- [Exercise goal]: Take from the listing each line that has the string "Organizacyjnego".
□ □ □ □ □
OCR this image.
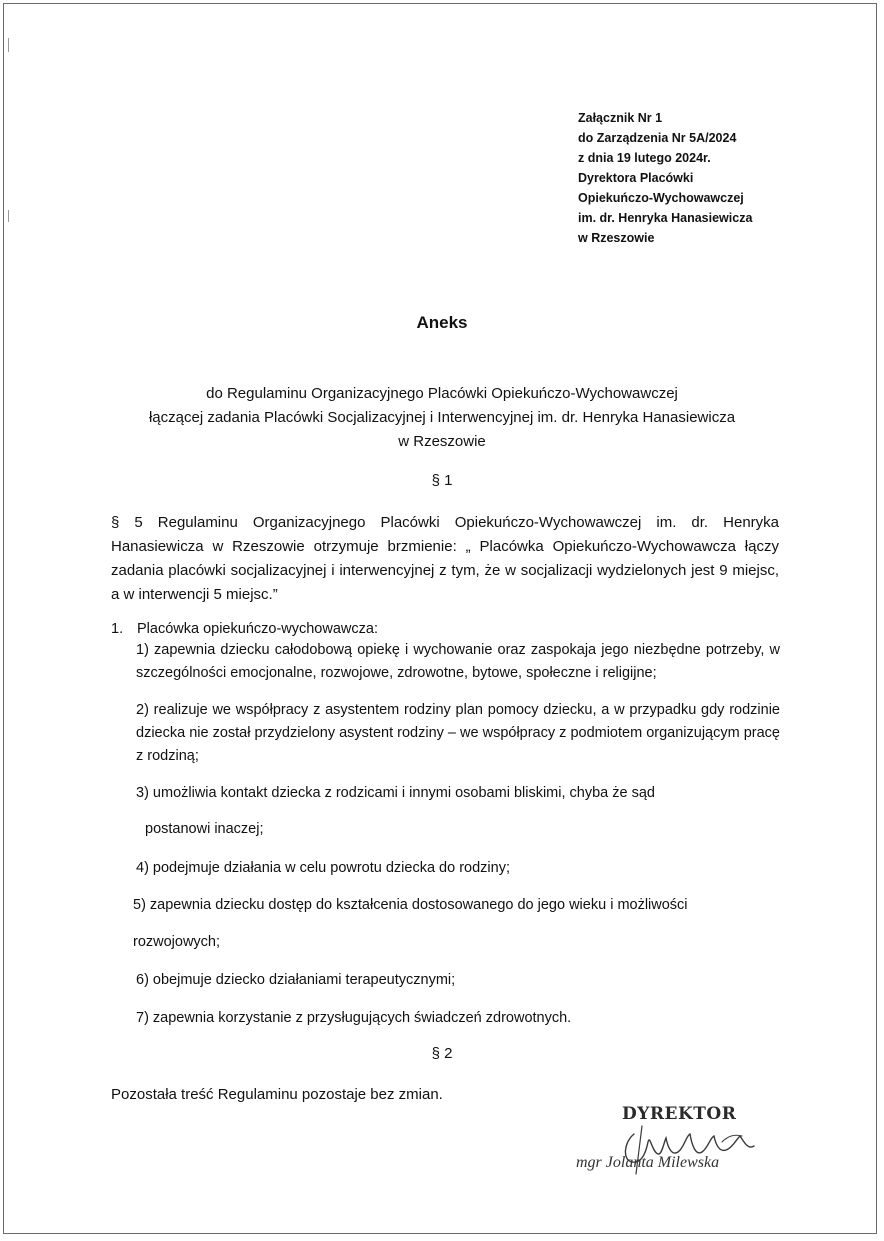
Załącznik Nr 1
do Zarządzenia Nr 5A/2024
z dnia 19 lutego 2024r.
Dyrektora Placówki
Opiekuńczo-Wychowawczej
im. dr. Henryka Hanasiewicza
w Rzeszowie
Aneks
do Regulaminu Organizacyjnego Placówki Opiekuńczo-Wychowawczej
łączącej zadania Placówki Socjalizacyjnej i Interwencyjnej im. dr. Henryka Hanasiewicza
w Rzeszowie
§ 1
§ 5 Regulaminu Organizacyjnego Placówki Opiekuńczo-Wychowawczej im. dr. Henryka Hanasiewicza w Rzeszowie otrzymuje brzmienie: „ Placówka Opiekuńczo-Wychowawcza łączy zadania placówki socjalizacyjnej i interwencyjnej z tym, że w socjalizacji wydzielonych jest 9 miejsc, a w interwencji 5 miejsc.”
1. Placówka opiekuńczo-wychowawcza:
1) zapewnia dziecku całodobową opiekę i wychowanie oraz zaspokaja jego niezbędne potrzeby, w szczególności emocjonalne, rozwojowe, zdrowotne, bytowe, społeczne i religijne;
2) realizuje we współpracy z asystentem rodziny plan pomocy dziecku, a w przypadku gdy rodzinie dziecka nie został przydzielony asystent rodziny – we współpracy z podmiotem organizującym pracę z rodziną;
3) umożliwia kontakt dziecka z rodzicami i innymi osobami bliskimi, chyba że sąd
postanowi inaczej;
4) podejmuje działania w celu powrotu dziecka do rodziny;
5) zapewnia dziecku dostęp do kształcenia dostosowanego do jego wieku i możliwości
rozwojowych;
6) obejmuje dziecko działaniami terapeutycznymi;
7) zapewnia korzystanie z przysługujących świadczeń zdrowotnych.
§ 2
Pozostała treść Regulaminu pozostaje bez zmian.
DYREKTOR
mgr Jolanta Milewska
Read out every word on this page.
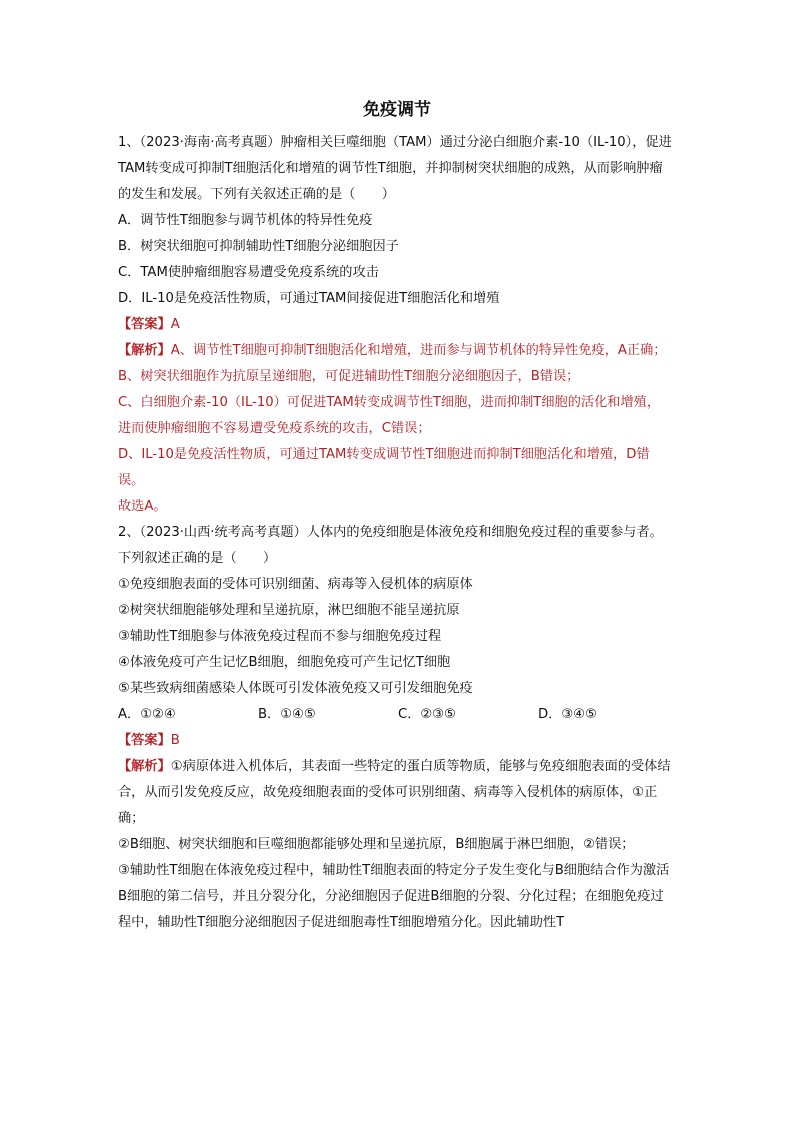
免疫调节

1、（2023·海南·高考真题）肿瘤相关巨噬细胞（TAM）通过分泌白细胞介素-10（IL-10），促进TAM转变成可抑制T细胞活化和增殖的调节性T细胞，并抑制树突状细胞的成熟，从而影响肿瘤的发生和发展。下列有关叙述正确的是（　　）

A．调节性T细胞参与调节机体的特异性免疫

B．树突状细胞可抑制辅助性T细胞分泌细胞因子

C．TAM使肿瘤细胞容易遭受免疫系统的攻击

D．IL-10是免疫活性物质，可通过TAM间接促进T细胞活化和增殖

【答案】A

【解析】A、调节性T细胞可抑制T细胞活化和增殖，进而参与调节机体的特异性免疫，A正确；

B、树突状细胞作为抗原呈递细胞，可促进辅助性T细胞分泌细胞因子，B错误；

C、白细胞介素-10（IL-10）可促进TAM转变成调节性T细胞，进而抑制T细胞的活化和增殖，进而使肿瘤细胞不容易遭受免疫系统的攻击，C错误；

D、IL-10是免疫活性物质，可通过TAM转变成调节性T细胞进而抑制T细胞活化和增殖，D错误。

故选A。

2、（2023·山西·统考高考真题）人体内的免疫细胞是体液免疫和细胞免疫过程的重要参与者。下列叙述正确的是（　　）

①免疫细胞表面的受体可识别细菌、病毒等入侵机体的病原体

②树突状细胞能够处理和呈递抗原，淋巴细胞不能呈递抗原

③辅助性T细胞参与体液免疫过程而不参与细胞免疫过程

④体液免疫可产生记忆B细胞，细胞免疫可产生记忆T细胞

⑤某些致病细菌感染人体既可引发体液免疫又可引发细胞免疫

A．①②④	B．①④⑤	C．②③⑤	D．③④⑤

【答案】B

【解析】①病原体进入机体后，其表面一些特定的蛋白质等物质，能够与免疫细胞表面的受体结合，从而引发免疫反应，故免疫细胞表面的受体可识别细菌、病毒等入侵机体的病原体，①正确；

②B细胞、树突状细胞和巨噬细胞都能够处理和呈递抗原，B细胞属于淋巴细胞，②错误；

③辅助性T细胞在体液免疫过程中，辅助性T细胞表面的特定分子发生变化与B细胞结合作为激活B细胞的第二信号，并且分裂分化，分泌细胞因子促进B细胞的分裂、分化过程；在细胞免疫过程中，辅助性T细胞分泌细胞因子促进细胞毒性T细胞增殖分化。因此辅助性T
□ □ □ □ □
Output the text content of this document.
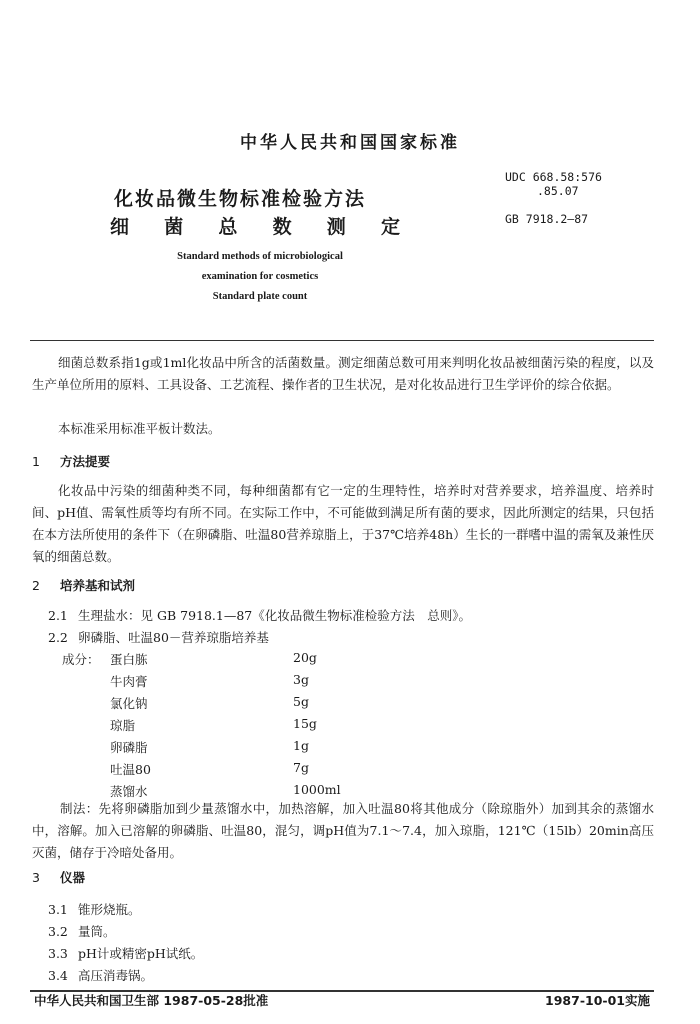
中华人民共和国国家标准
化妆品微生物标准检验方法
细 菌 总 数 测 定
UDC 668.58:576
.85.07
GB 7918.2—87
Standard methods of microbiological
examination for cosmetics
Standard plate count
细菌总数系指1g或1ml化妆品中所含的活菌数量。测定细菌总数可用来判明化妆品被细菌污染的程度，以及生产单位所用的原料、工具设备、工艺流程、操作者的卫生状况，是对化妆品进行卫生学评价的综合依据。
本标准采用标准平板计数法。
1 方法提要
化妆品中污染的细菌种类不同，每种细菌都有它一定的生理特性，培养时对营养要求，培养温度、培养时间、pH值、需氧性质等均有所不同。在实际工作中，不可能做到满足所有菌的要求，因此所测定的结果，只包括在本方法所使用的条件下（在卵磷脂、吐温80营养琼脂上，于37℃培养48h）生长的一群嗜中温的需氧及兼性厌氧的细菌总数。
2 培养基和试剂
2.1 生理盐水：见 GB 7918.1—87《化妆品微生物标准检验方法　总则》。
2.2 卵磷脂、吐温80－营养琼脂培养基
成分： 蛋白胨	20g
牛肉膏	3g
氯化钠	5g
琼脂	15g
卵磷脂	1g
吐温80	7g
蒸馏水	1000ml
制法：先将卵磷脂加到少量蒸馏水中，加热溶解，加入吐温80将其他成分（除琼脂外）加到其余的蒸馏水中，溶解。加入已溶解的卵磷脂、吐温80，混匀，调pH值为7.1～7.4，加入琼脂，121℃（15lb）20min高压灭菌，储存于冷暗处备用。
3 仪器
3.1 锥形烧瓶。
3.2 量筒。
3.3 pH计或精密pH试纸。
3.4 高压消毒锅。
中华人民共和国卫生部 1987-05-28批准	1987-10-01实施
□ □ □ □ □
- [Answer to the task]:
do Regulaminu Organizacyjnego Placówki Opiekuńczo-Wychowawczej
§ 5 Regulaminu Organizacyjnego Placówki Opiekuńczo-Wychowawczej im. dr. Henryka Hanasiewicza w Rzeszowie otrzymuje brzmienie: „ Placówka Opiekuńczo-Wychowawcza łączy zadania placówki socjalizacyjnej i interwencyjnej z tym, że w socjalizacji wydzielonych jest 9 miejsc, a w interwencji 5 miejsc.”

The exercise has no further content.